- Task description: Output every record word for word.

- Data shown:
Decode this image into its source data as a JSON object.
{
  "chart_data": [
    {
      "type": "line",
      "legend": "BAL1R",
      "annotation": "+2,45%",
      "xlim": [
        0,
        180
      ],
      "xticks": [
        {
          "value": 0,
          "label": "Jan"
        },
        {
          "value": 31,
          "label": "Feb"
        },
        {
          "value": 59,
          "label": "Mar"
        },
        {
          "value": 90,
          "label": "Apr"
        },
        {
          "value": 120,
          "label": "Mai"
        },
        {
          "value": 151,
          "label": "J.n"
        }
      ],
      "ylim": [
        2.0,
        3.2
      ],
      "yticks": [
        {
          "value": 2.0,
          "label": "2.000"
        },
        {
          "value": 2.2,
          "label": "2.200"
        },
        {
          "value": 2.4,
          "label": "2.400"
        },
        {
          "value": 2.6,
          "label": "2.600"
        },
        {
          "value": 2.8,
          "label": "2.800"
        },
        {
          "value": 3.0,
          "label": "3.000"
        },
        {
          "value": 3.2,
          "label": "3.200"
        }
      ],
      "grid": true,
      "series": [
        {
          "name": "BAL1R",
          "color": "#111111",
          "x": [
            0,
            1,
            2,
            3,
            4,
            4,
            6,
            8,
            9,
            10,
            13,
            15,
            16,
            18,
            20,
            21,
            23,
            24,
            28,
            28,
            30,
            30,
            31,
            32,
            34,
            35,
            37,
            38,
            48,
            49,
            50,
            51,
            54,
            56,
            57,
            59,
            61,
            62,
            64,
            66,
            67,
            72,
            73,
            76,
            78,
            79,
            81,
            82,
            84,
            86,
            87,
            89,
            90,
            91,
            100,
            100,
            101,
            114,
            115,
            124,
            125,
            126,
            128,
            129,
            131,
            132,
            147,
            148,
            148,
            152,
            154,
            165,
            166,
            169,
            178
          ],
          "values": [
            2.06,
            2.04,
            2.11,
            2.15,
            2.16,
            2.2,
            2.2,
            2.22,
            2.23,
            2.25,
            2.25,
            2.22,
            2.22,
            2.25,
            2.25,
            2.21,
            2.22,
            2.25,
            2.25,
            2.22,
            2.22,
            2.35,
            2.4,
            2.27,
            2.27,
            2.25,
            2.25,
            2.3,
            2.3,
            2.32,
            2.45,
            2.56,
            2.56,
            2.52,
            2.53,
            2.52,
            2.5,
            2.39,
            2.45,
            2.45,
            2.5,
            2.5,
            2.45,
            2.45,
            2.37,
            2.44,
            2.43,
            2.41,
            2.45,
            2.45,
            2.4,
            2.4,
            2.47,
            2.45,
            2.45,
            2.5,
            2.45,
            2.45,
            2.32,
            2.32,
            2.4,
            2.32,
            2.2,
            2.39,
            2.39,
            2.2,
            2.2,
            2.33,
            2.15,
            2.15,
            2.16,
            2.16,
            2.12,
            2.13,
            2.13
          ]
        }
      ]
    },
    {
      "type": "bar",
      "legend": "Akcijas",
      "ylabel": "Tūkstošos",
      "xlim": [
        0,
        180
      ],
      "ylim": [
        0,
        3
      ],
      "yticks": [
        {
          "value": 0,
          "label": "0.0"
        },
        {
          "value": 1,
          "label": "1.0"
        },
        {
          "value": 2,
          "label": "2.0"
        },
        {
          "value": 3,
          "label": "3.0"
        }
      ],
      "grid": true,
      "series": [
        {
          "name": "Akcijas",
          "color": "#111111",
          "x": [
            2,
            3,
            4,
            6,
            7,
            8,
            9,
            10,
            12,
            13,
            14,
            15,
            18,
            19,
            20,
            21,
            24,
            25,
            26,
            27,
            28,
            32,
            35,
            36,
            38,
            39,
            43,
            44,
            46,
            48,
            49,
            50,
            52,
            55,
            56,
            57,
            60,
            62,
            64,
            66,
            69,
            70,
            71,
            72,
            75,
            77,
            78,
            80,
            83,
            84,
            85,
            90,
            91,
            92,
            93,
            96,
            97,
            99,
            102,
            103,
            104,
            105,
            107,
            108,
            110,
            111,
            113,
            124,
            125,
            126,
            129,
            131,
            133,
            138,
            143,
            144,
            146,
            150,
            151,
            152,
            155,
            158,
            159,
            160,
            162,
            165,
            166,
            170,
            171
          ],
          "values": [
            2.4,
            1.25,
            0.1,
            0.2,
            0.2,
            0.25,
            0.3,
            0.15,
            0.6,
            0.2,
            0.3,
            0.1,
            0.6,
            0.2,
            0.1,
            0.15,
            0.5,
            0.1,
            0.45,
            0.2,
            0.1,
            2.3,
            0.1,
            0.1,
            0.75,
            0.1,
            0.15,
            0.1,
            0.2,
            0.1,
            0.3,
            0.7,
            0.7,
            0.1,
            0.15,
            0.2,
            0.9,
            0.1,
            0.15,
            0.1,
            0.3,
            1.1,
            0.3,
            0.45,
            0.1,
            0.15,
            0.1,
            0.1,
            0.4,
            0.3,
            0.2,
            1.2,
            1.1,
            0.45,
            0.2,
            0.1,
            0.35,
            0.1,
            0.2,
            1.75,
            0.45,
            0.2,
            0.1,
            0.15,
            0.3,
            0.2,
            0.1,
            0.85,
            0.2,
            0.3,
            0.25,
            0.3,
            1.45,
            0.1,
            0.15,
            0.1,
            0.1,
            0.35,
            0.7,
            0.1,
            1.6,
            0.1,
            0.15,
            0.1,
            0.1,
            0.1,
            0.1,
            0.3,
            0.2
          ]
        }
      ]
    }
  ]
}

- Solution:
Decode this image into its source data as a JSON object.
{
  "chart_data": [
    {
      "type": "line",
      "legend": "BAL1R",
      "annotation": "+2,45%",
      "xlim": [
        0,
        180
      ],
      "xticks": [
        {
          "value": 0,
          "label": "Jan"
        },
        {
          "value": 31,
          "label": "Feb"
        },
        {
          "value": 59,
          "label": "Mar"
        },
        {
          "value": 90,
          "label": "Apr"
        },
        {
          "value": 120,
          "label": "Mai"
        },
        {
          "value": 151,
          "label": "J.n"
        }
      ],
      "ylim": [
        2.0,
        3.2
      ],
      "yticks": [
        {
          "value": 2.0,
          "label": "2.000"
        },
        {
          "value": 2.2,
          "label": "2.200"
        },
        {
          "value": 2.4,
          "label": "2.400"
        },
        {
          "value": 2.6,
          "label": "2.600"
        },
        {
          "value": 2.8,
          "label": "2.800"
        },
        {
          "value": 3.0,
          "label": "3.000"
        },
        {
          "value": 3.2,
          "label": "3.200"
        }
      ],
      "grid": true,
      "series": [
        {
          "name": "BAL1R",
          "color": "#111111",
          "x": [
            0,
            1,
            2,
            3,
            4,
            4,
            6,
            8,
            9,
            10,
            13,
            15,
            16,
            18,
            20,
            21,
            23,
            24,
            28,
            28,
            30,
            30,
            31,
            32,
            34,
            35,
            37,
            38,
            48,
            49,
            50,
            51,
            54,
            56,
            57,
            59,
            61,
            62,
            64,
            66,
            67,
            72,
            73,
            76,
            78,
            79,
            81,
            82,
            84,
            86,
            87,
            89,
            90,
            91,
            100,
            100,
            101,
            114,
            115,
            124,
            125,
            126,
            128,
            129,
            131,
            132,
            147,
            148,
            148,
            152,
            154,
            165,
            166,
            169,
            178
          ],
          "values": [
            2.06,
            2.04,
            2.11,
            2.15,
            2.16,
            2.2,
            2.2,
            2.22,
            2.23,
            2.25,
            2.25,
            2.22,
            2.22,
            2.25,
            2.25,
            2.21,
            2.22,
            2.25,
            2.25,
            2.22,
            2.22,
            2.35,
            2.4,
            2.27,
            2.27,
            2.25,
            2.25,
            2.3,
            2.3,
            2.32,
            2.45,
            2.56,
            2.56,
            2.52,
            2.53,
            2.52,
            2.5,
            2.39,
            2.45,
            2.45,
            2.5,
            2.5,
            2.45,
            2.45,
            2.37,
            2.44,
            2.43,
            2.41,
            2.45,
            2.45,
            2.4,
            2.4,
            2.47,
            2.45,
            2.45,
            2.5,
            2.45,
            2.45,
            2.32,
            2.32,
            2.4,
            2.32,
            2.2,
            2.39,
            2.39,
            2.2,
            2.2,
            2.33,
            2.15,
            2.15,
            2.16,
            2.16,
            2.12,
            2.13,
            2.13
          ]
        }
      ]
    },
    {
      "type": "bar",
      "legend": "Akcijas",
      "ylabel": "Tūkstošos",
      "xlim": [
        0,
        180
      ],
      "ylim": [
        0,
        3
      ],
      "yticks": [
        {
          "value": 0,
          "label": "0.0"
        },
        {
          "value": 1,
          "label": "1.0"
        },
        {
          "value": 2,
          "label": "2.0"
        },
        {
          "value": 3,
          "label": "3.0"
        }
      ],
      "grid": true,
      "series": [
        {
          "name": "Akcijas",
          "color": "#111111",
          "x": [
            2,
            3,
            4,
            6,
            7,
            8,
            9,
            10,
            12,
            13,
            14,
            15,
            18,
            19,
            20,
            21,
            24,
            25,
            26,
            27,
            28,
            32,
            35,
            36,
            38,
            39,
            43,
            44,
            46,
            48,
            49,
            50,
            52,
            55,
            56,
            57,
            60,
            62,
            64,
            66,
            69,
            70,
            71,
            72,
            75,
            77,
            78,
            80,
            83,
            84,
            85,
            90,
            91,
            92,
            93,
            96,
            97,
            99,
            102,
            103,
            104,
            105,
            107,
            108,
            110,
            111,
            113,
            124,
            125,
            126,
            129,
            131,
            133,
            138,
            143,
            144,
            146,
            150,
            151,
            152,
            155,
            158,
            159,
            160,
            162,
            165,
            166,
            170,
            171
          ],
          "values": [
            2.4,
            1.25,
            0.1,
            0.2,
            0.2,
            0.25,
            0.3,
            0.15,
            0.6,
            0.2,
            0.3,
            0.1,
            0.6,
            0.2,
            0.1,
            0.15,
            0.5,
            0.1,
            0.45,
            0.2,
            0.1,
            2.3,
            0.1,
            0.1,
            0.75,
            0.1,
            0.15,
            0.1,
            0.2,
            0.1,
            0.3,
            0.7,
            0.7,
            0.1,
            0.15,
            0.2,
            0.9,
            0.1,
            0.15,
            0.1,
            0.3,
            1.1,
            0.3,
            0.45,
            0.1,
            0.15,
            0.1,
            0.1,
            0.4,
            0.3,
            0.2,
            1.2,
            1.1,
            0.45,
            0.2,
            0.1,
            0.35,
            0.1,
            0.2,
            1.75,
            0.45,
            0.2,
            0.1,
            0.15,
            0.3,
            0.2,
            0.1,
            0.85,
            0.2,
            0.3,
            0.25,
            0.3,
            1.45,
            0.1,
            0.15,
            0.1,
            0.1,
            0.35,
            0.7,
            0.1,
            1.6,
            0.1,
            0.15,
            0.1,
            0.1,
            0.1,
            0.1,
            0.3,
            0.2
          ]
        }
      ]
    }
  ]
}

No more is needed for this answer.